— begin Extracted records —
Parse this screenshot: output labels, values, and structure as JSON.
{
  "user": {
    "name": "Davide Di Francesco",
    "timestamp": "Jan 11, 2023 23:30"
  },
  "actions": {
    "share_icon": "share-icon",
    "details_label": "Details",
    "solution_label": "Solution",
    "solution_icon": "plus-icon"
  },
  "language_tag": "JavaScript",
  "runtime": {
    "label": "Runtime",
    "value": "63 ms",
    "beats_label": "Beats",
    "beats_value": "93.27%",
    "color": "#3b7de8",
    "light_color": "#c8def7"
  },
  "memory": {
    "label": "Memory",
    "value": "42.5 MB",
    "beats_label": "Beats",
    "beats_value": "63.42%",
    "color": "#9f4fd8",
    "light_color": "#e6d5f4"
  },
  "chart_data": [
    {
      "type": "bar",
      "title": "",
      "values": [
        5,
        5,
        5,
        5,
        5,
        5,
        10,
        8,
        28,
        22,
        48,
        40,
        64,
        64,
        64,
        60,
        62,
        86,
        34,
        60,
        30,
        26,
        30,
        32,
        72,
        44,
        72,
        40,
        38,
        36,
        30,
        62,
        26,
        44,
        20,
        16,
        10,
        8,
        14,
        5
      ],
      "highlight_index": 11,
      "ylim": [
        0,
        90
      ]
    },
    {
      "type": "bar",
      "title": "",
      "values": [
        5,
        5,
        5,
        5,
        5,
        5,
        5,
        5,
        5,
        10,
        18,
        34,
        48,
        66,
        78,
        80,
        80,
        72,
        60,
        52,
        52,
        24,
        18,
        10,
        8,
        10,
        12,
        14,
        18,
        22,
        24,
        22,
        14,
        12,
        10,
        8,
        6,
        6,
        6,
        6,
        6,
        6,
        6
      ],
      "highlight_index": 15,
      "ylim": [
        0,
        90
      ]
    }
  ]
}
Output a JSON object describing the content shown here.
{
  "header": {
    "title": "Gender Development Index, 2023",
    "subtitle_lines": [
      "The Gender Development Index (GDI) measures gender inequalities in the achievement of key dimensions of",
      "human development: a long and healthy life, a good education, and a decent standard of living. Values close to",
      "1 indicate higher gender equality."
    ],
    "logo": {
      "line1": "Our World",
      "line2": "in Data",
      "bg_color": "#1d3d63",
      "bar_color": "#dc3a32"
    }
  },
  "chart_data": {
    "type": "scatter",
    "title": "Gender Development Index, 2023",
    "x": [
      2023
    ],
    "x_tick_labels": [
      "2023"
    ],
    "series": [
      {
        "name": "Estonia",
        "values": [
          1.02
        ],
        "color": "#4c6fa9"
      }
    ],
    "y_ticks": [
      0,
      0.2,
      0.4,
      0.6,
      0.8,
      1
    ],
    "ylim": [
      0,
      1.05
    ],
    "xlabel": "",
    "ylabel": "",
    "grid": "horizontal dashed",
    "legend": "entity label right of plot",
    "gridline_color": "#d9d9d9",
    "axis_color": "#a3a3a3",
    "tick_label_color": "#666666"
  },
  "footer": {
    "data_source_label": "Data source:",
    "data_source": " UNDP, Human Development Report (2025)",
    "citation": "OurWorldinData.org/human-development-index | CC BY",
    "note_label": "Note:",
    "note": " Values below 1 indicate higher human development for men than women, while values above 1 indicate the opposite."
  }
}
— end Extracted records —
What is asked ->
Output the listing above without altering a single character.

Result for this task ->
Parse this screenshot: output labels, values, and structure as JSON.
{
  "user": {
    "name": "Davide Di Francesco",
    "timestamp": "Jan 11, 2023 23:30"
  },
  "actions": {
    "share_icon": "share-icon",
    "details_label": "Details",
    "solution_label": "Solution",
    "solution_icon": "plus-icon"
  },
  "language_tag": "JavaScript",
  "runtime": {
    "label": "Runtime",
    "value": "63 ms",
    "beats_label": "Beats",
    "beats_value": "93.27%",
    "color": "#3b7de8",
    "light_color": "#c8def7"
  },
  "memory": {
    "label": "Memory",
    "value": "42.5 MB",
    "beats_label": "Beats",
    "beats_value": "63.42%",
    "color": "#9f4fd8",
    "light_color": "#e6d5f4"
  },
  "chart_data": [
    {
      "type": "bar",
      "title": "",
      "values": [
        5,
        5,
        5,
        5,
        5,
        5,
        10,
        8,
        28,
        22,
        48,
        40,
        64,
        64,
        64,
        60,
        62,
        86,
        34,
        60,
        30,
        26,
        30,
        32,
        72,
        44,
        72,
        40,
        38,
        36,
        30,
        62,
        26,
        44,
        20,
        16,
        10,
        8,
        14,
        5
      ],
      "highlight_index": 11,
      "ylim": [
        0,
        90
      ]
    },
    {
      "type": "bar",
      "title": "",
      "values": [
        5,
        5,
        5,
        5,
        5,
        5,
        5,
        5,
        5,
        10,
        18,
        34,
        48,
        66,
        78,
        80,
        80,
        72,
        60,
        52,
        52,
        24,
        18,
        10,
        8,
        10,
        12,
        14,
        18,
        22,
        24,
        22,
        14,
        12,
        10,
        8,
        6,
        6,
        6,
        6,
        6,
        6,
        6
      ],
      "highlight_index": 15,
      "ylim": [
        0,
        90
      ]
    }
  ]
}
Output a JSON object describing the content shown here.
{
  "header": {
    "title": "Gender Development Index, 2023",
    "subtitle_lines": [
      "The Gender Development Index (GDI) measures gender inequalities in the achievement of key dimensions of",
      "human development: a long and healthy life, a good education, and a decent standard of living. Values close to",
      "1 indicate higher gender equality."
    ],
    "logo": {
      "line1": "Our World",
      "line2": "in Data",
      "bg_color": "#1d3d63",
      "bar_color": "#dc3a32"
    }
  },
  "chart_data": {
    "type": "scatter",
    "title": "Gender Development Index, 2023",
    "x": [
      2023
    ],
    "x_tick_labels": [
      "2023"
    ],
    "series": [
      {
        "name": "Estonia",
        "values": [
          1.02
        ],
        "color": "#4c6fa9"
      }
    ],
    "y_ticks": [
      0,
      0.2,
      0.4,
      0.6,
      0.8,
      1
    ],
    "ylim": [
      0,
      1.05
    ],
    "xlabel": "",
    "ylabel": "",
    "grid": "horizontal dashed",
    "legend": "entity label right of plot",
    "gridline_color": "#d9d9d9",
    "axis_color": "#a3a3a3",
    "tick_label_color": "#666666"
  },
  "footer": {
    "data_source_label": "Data source:",
    "data_source": " UNDP, Human Development Report (2025)",
    "citation": "OurWorldinData.org/human-development-index | CC BY",
    "note_label": "Note:",
    "note": " Values below 1 indicate higher human development for men than women, while values above 1 indicate the opposite."
  }
}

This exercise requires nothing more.